*Entries taken from a collection*:
________

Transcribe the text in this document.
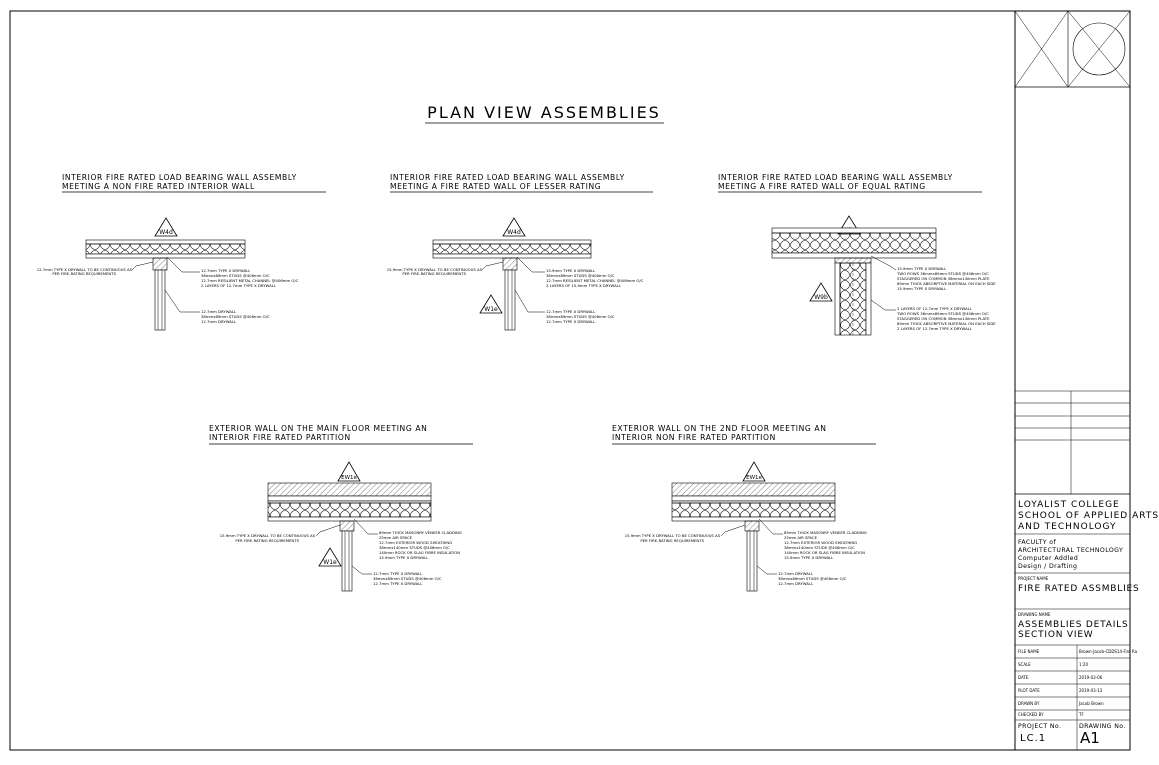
PLAN VIEW ASSEMBLIES
INTERIOR FIRE RATED LOAD BEARING WALL ASSEMBLY
MEETING A NON FIRE RATED INTERIOR WALL
W4d
12.7mm TYPE X DRYWALL TO BE CONTINUOUS AS
PER FIRE-RATING REQUIREMENTS
12.7mm TYPE X DRYWALL
38mmx89mm STUDS @406mm O/C
12.7mm RESILIENT METAL CHANNEL @406mm O/C
2 LAYERS OF 12.7mm TYPE X DRYWALL
12.7mm DRYWALL
38mmx89mm STUDS @406mm O/C
12.7mm DRYWALL
INTERIOR FIRE RATED LOAD BEARING WALL ASSEMBLY
MEETING A FIRE RATED WALL OF LESSER RATING
W4d
W1e
15.9mm TYPE X DRYWALL TO BE CONTINUOUS AS
PER FIRE-RATING REQUIREMENTS
15.9mm TYPE X DRYWALL
38mmx89mm STUDS @406mm O/C
12.7mm RESILIENT METAL CHANNEL @406mm O/C
2 LAYERS OF 15.9mm TYPE X DRYWALL
12.7mm TYPE X DRYWALL
38mmx89mm STUDS @406mm O/C
12.7mm TYPE X DRYWALL
INTERIOR FIRE RATED LOAD BEARING WALL ASSEMBLY
MEETING A FIRE RATED WALL OF EQUAL RATING
W9b
15.9mm TYPE X DRYWALL
TWO ROWS 38mmx89mm STUDS @406mm O/C
STAGGERED ON COMMON 38mmx140mm PLATE
89mm THICK ABSORPTIVE MATERIAL ON EACH SIDE
15.9mm TYPE X DRYWALL
2 LAYERS OF 12.7mm TYPE X DRYWALL
TWO ROWS 38mmx89mm STUDS @406mm O/C
STAGGERED ON COMMON 38mmx140mm PLATE
89mm THICK ABSORPTIVE MATERIAL ON EACH SIDE
2 LAYERS OF 12.7mm TYPE X DRYWALL
EXTERIOR WALL ON THE MAIN FLOOR MEETING AN
INTERIOR FIRE RATED PARTITION
EW1e
W1e
15.9mm TYPE X DRYWALL TO BE CONTINUOUS AS
PER FIRE-RATING REQUIREMENTS
89mm THICK MASONRY VENEER CLADDING
25mm AIR SPACE
12.7mm EXTERIOR WOOD SHEATHING
38mmx140mm STUDS @406mm O/C
140mm ROCK OR SLAG FIBRE INSULATION
15.9mm TYPE X DRYWALL
12.7mm TYPE X DRYWALL
38mmx89mm STUDS @406mm O/C
12.7mm TYPE X DRYWALL
EXTERIOR WALL ON THE 2ND FLOOR MEETING AN
INTERIOR NON FIRE RATED PARTITION
EW1e
15.9mm TYPE X DRYWALL TO BE CONTINUOUS AS
PER FIRE-RATING REQUIREMENTS
89mm THICK MASONRY VENEER CLADDING
25mm AIR SPACE
12.7mm EXTERIOR WOOD SHEATHING
38mmx140mm STUDS @406mm O/C
140mm ROCK OR SLAG FIBRE INSULATION
15.9mm TYPE X DRYWALL
12.7mm DRYWALL
38mmx89mm STUDS @406mm O/C
12.7mm DRYWALL
LOYALIST COLLEGE
SCHOOL OF APPLIED ARTS
AND TECHNOLOGY
FACULTY of
ARCHITECTURAL TECHNOLOGY
Computer Addled
Design / Drafting
PROJECT NAME
FIRE RATED ASSMBLIES
DRAWING NAME
ASSEMBLIES DETAILS
SECTION VIEW
FILE NAME	Brown-Jacob-CDDS14-Fire Ra
SCALE	1:20
DATE	2019-03-06
PLOT DATE	2019-03-13
DRAWN BY	Jacob Brown
CHECKED BY	TF
PROJECT No.
LC.1
DRAWING No.
A1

________

*Exercise aim*:
Every record above should be written out again exactly; the pictures stay out of the copy.

*Solved exercise*:
Transcribe the text in this document.
PLAN VIEW ASSEMBLIES
INTERIOR FIRE RATED LOAD BEARING WALL ASSEMBLY
MEETING A NON FIRE RATED INTERIOR WALL
W4d
12.7mm TYPE X DRYWALL TO BE CONTINUOUS AS
PER FIRE-RATING REQUIREMENTS
12.7mm TYPE X DRYWALL
38mmx89mm STUDS @406mm O/C
12.7mm RESILIENT METAL CHANNEL @406mm O/C
2 LAYERS OF 12.7mm TYPE X DRYWALL
12.7mm DRYWALL
38mmx89mm STUDS @406mm O/C
12.7mm DRYWALL
INTERIOR FIRE RATED LOAD BEARING WALL ASSEMBLY
MEETING A FIRE RATED WALL OF LESSER RATING
W4d
W1e
15.9mm TYPE X DRYWALL TO BE CONTINUOUS AS
PER FIRE-RATING REQUIREMENTS
15.9mm TYPE X DRYWALL
38mmx89mm STUDS @406mm O/C
12.7mm RESILIENT METAL CHANNEL @406mm O/C
2 LAYERS OF 15.9mm TYPE X DRYWALL
12.7mm TYPE X DRYWALL
38mmx89mm STUDS @406mm O/C
12.7mm TYPE X DRYWALL
INTERIOR FIRE RATED LOAD BEARING WALL ASSEMBLY
MEETING A FIRE RATED WALL OF EQUAL RATING
W9b
15.9mm TYPE X DRYWALL
TWO ROWS 38mmx89mm STUDS @406mm O/C
STAGGERED ON COMMON 38mmx140mm PLATE
89mm THICK ABSORPTIVE MATERIAL ON EACH SIDE
15.9mm TYPE X DRYWALL
2 LAYERS OF 12.7mm TYPE X DRYWALL
TWO ROWS 38mmx89mm STUDS @406mm O/C
STAGGERED ON COMMON 38mmx140mm PLATE
89mm THICK ABSORPTIVE MATERIAL ON EACH SIDE
2 LAYERS OF 12.7mm TYPE X DRYWALL
EXTERIOR WALL ON THE MAIN FLOOR MEETING AN
INTERIOR FIRE RATED PARTITION
EW1e
W1e
15.9mm TYPE X DRYWALL TO BE CONTINUOUS AS
PER FIRE-RATING REQUIREMENTS
89mm THICK MASONRY VENEER CLADDING
25mm AIR SPACE
12.7mm EXTERIOR WOOD SHEATHING
38mmx140mm STUDS @406mm O/C
140mm ROCK OR SLAG FIBRE INSULATION
15.9mm TYPE X DRYWALL
12.7mm TYPE X DRYWALL
38mmx89mm STUDS @406mm O/C
12.7mm TYPE X DRYWALL
EXTERIOR WALL ON THE 2ND FLOOR MEETING AN
INTERIOR NON FIRE RATED PARTITION
EW1e
15.9mm TYPE X DRYWALL TO BE CONTINUOUS AS
PER FIRE-RATING REQUIREMENTS
89mm THICK MASONRY VENEER CLADDING
25mm AIR SPACE
12.7mm EXTERIOR WOOD SHEATHING
38mmx140mm STUDS @406mm O/C
140mm ROCK OR SLAG FIBRE INSULATION
15.9mm TYPE X DRYWALL
12.7mm DRYWALL
38mmx89mm STUDS @406mm O/C
12.7mm DRYWALL
LOYALIST COLLEGE
SCHOOL OF APPLIED ARTS
AND TECHNOLOGY
FACULTY of
ARCHITECTURAL TECHNOLOGY
Computer Addled
Design / Drafting
PROJECT NAME
FIRE RATED ASSMBLIES
DRAWING NAME
ASSEMBLIES DETAILS
SECTION VIEW
FILE NAME	Brown-Jacob-CDDS14-Fire Ra
SCALE	1:20
DATE	2019-03-06
PLOT DATE	2019-03-13
DRAWN BY	Jacob Brown
CHECKED BY	TF
PROJECT No.
LC.1
DRAWING No.
A1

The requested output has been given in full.